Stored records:
=====

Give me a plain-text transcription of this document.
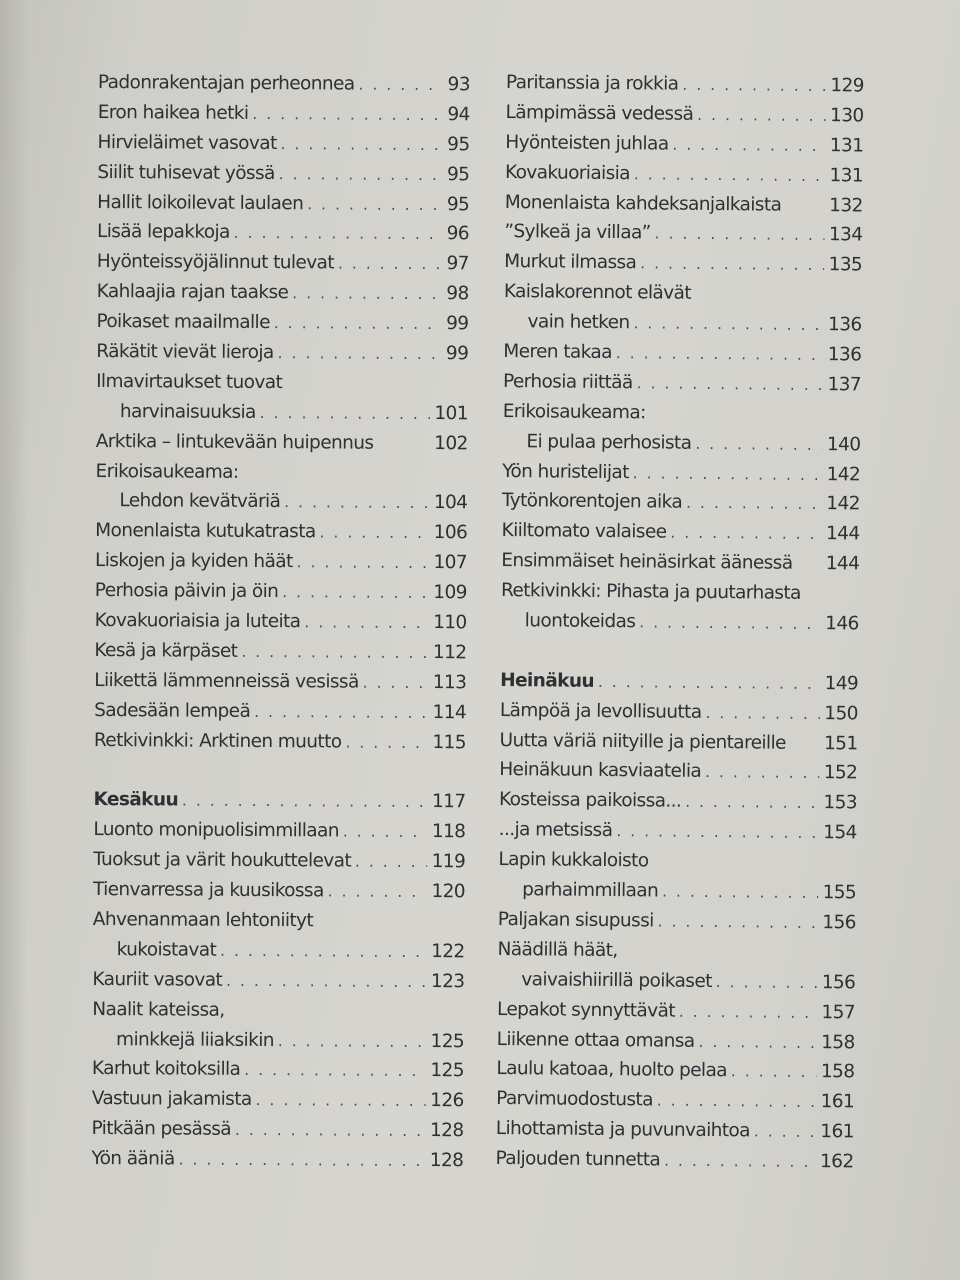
Padonrakentajan perheonnea . . .	93
Eron haikea hetki . . .	94
Hirvieläimet vasovat . . .	95
Siilit tuhisevat yössä . . .	95
Hallit loikoilevat laulaen . . .	95
Lisää lepakkoja . . .	96
Hyönteissyöjälinnut tulevat . . .	97
Kahlaajia rajan taakse . . .	98
Poikaset maailmalle . . .	99
Räkätit vievät lieroja . . .	99
Ilmavirtaukset tuovat
harvinaisuuksia . . .	101
Arktika – lintukevään huipennus	102
Erikoisaukeama:
Lehdon kevätväriä . . .	104
Monenlaista kutukatrasta . . .	106
Liskojen ja kyiden häät . . .	107
Perhosia päivin ja öin . . .	109
Kovakuoriaisia ja luteita . . .	110
Kesä ja kärpäset . . .	112
Liikettä lämmenneissä vesissä . . .	113
Sadesään lempeä . . .	114
Retkivinkki: Arktinen muutto . . .	115
Kesäkuu . . .	117
Luonto monipuolisimmillaan . . .	118
Tuoksut ja värit houkuttelevat . . .	119
Tienvarressa ja kuusikossa . . .	120
Ahvenanmaan lehtoniityt
kukoistavat . . .	122
Kauriit vasovat . . .	123
Naalit kateissa,
minkkejä liiaksikin . . .	125
Karhut koitoksilla . . .	125
Vastuun jakamista . . .	126
Pitkään pesässä . . .	128
Yön ääniä . . .	128
Paritanssia ja rokkia . . .	129
Lämpimässä vedessä . . .	130
Hyönteisten juhlaa . . .	131
Kovakuoriaisia . . .	131
Monenlaista kahdeksanjalkaista	132
”Sylkeä ja villaa” . . .	134
Murkut ilmassa . . .	135
Kaislakorennot elävät
vain hetken . . .	136
Meren takaa . . .	136
Perhosia riittää . . .	137
Erikoisaukeama:
Ei pulaa perhosista . . .	140
Yön huristelijat . . .	142
Tytönkorentojen aika . . .	142
Kiiltomato valaisee . . .	144
Ensimmäiset heinäsirkat äänessä 144
Retkivinkki: Pihasta ja puutarhasta
luontokeidas . . .	146
Heinäkuu . . .	149
Lämpöä ja levollisuutta . . .	150
Uutta väriä niityille ja pientareille 151
Heinäkuun kasviaatelia . . .	152
Kosteissa paikoissa... . . .	153
...ja metsissä . . .	154
Lapin kukkaloisto
parhaimmillaan . . .	155
Paljakan sisupussi . . .	156
Näädillä häät,
vaivaishiirillä poikaset . . .	156
Lepakot synnyttävät . . .	157
Liikenne ottaa omansa . . .	158
Laulu katoaa, huolto pelaa . . .	158
Parvimuodostusta . . .	161
Lihottamista ja puvunvaihtoa . . .	161
Paljouden tunnetta . . .	162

=====

Prompt: Show, from the listing above, each line that contains the word "Monenlaista".

The solution:
Monenlaista kutukatrasta . . .	106
Monenlaista kahdeksanjalkaista	132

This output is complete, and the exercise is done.